-- Start of RECORD EXCERPTS --
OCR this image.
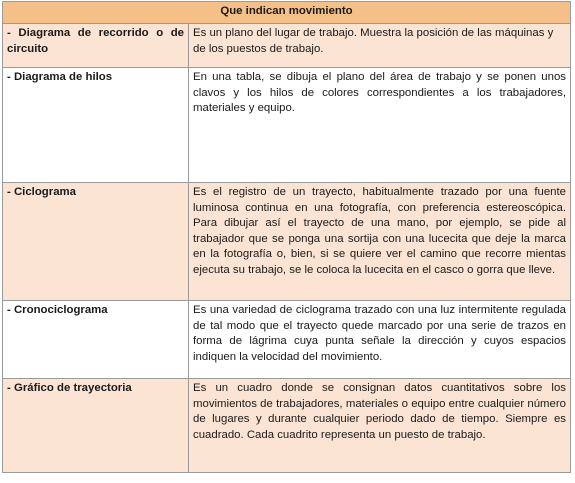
Que indican movimiento	
- Diagrama de recorrido o de circuito	Es un plano del lugar de trabajo. Muestra la posición de las máquinas y de los puestos de trabajo.
- Diagrama de hilos	En una tabla, se dibuja el plano del área de trabajo y se ponen unos clavos y los hilos de colores correspondientes a los trabajadores, materiales y equipo.
- Ciclograma	Es el registro de un trayecto, habitualmente trazado por una fuente luminosa continua en una fotografía, con preferencia estereoscópica. Para dibujar así el trayecto de una mano, por ejemplo, se pide al trabajador que se ponga una sortija con una lucecita que deje la marca en la fotografía o, bien, si se quiere ver el camino que recorre mientas ejecuta su trabajo, se le coloca la lucecita en el casco o gorra que lleve.
- Cronociclograma	Es una variedad de ciclograma trazado con una luz intermitente regulada de tal modo que el trayecto quede marcado por una serie de trazos en forma de lágrima cuya punta señale la dirección y cuyos espacios indiquen la velocidad del movimiento.
- Gráfico de trayectoria	Es un cuadro donde se consignan datos cuantitativos sobre los movimientos de trabajadores, materiales o equipo entre cualquier número de lugares y durante cualquier periodo dado de tiempo. Siempre es cuadrado. Cada cuadrito representa un puesto de trabajo.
-- End of RECORD EXCERPTS --
# SET PROBLEM
Copy each line above precisely, dropping the pictures.

# THE SOLUTION
OCR this image.
Que indican movimiento	
- Diagrama de recorrido o de circuito	Es un plano del lugar de trabajo. Muestra la posición de las máquinas y de los puestos de trabajo.
- Diagrama de hilos	En una tabla, se dibuja el plano del área de trabajo y se ponen unos clavos y los hilos de colores correspondientes a los trabajadores, materiales y equipo.
- Ciclograma	Es el registro de un trayecto, habitualmente trazado por una fuente luminosa continua en una fotografía, con preferencia estereoscópica. Para dibujar así el trayecto de una mano, por ejemplo, se pide al trabajador que se ponga una sortija con una lucecita que deje la marca en la fotografía o, bien, si se quiere ver el camino que recorre mientas ejecuta su trabajo, se le coloca la lucecita en el casco o gorra que lleve.
- Cronociclograma	Es una variedad de ciclograma trazado con una luz intermitente regulada de tal modo que el trayecto quede marcado por una serie de trazos en forma de lágrima cuya punta señale la dirección y cuyos espacios indiquen la velocidad del movimiento.
- Gráfico de trayectoria	Es un cuadro donde se consignan datos cuantitativos sobre los movimientos de trabajadores, materiales o equipo entre cualquier número de lugares y durante cualquier periodo dado de tiempo. Siempre es cuadrado. Cada cuadrito representa un puesto de trabajo.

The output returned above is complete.